Сборник сразу приобрел шумную известность. Когда я поступал в Союз писателей, там положено показать три экземпляра того, что ты написал. У меня потом все три экземпляра украли.
Сборник был, как в Америке называют, бестселлер. Только он был больше, чем обычный бестселлер, его нельзя было достать. В западных странах - это то, что продается везде в магазинах.
ДГ. Вы недавно читали лекцию в Мэрилендском университете, где вы выступали в основном как антиформалист. То есть вы говорили, что вы против новаторства как цели, против формы без содержания, что вы считаете, что не следует изучать культуру по признакам, что вы против так называемого профессионального взгляда и что есть прямая угроза ухода в лингвистику. Вообще, вы говорили о функции коммуникативной в литературе. Каким критикам именно вы отдаете предпочтение, и кому вы сами подражали, когда начинали писать?
НК. Как критик?
ДГ. Да, именно. И к какой школе вы себя причисляли, и причисляете ли вы себя к какой-либо школе?
НК. Школы - это понятие условное. У нас в России школ так особенно нет, но есть критики мне близкие. Допустим, Сарнов, Рассадин. Но это критики близкие мне в каком-то смысле. Лакшин, не во всех смыслах как критик, не его позиция по отношению к Солженицыну.
Россия отвергла модернизм не потому, что она его не знала. Не может быть, чтобы какой-нибудь Федор Абрамов, который был деканом филологического факультета Ленинградского университета, не знал модернизма. Он знал модернизм, но он пошел не по этому пути. Просто жизнь была наша слишком серьезной.
Я вообще не думаю, что модернистская традиция имела в России больших серьезных представителей. Самым серьезным был Леонид Мартынов. Это очень хороший поэт в своих достижениях, конечно. Ну, все поэты хороши в своих достижениях - в своих поражениях они все плохи.
Я не традиционалист. Я не считаю, что надо писать, как писали сто лет назад. Надо писать, как надо писать. А как надо писать, я не знаю. Когда я знаю, я пишу. Вот.
══════════
- Цель задания: Отредактируйте фрагмент интервью, начиная со слов «ДГ. Вы недавно» и далее вплоть до слов «НК. Как критик?», заменив в нём «лекцию» на «доклад». Следующий далее материал с интервью никак не связан.

- Выдержки из материала:
══════════
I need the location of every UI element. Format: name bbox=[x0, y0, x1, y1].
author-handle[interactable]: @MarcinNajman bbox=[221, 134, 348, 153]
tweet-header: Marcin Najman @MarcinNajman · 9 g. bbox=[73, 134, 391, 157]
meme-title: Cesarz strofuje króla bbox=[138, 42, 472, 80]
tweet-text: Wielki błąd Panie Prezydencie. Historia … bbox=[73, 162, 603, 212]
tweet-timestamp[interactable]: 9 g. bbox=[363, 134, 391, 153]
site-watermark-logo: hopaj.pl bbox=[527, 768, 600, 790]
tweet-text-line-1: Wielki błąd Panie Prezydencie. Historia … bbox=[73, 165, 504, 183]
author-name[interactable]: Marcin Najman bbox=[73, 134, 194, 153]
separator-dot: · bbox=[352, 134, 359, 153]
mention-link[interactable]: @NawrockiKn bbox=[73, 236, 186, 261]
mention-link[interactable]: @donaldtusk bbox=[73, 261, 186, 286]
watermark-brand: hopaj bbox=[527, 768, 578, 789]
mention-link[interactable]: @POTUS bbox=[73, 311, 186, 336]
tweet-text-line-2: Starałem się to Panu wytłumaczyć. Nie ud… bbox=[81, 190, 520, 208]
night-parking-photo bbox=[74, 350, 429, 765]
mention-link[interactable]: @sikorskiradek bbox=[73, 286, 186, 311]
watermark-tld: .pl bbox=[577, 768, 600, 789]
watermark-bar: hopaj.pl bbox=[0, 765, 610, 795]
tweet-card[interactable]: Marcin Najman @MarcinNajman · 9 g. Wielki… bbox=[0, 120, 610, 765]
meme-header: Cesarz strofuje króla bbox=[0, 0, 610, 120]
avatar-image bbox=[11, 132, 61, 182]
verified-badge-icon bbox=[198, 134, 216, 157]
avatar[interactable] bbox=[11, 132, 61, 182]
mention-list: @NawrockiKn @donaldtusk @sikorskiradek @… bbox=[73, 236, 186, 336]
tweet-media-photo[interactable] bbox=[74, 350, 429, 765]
══════════
- Результат выполнения:
ДГ. Вы недавно читали доклад в Мэрилендском университете, где вы выступали в основном как антиформалист. То есть вы говорили, что вы против новаторства как цели, против формы без содержания, что вы считаете, что не следует изучать культуру по признакам, что вы против так называемого профессионального взгляда и что есть прямая угроза ухода в лингвистику. Вообще, вы говорили о функции коммуникативной в литературе. Каким критикам именно вы отдаете предпочтение, и кому вы сами подражали, когда начинали писать?
НК. Как критик?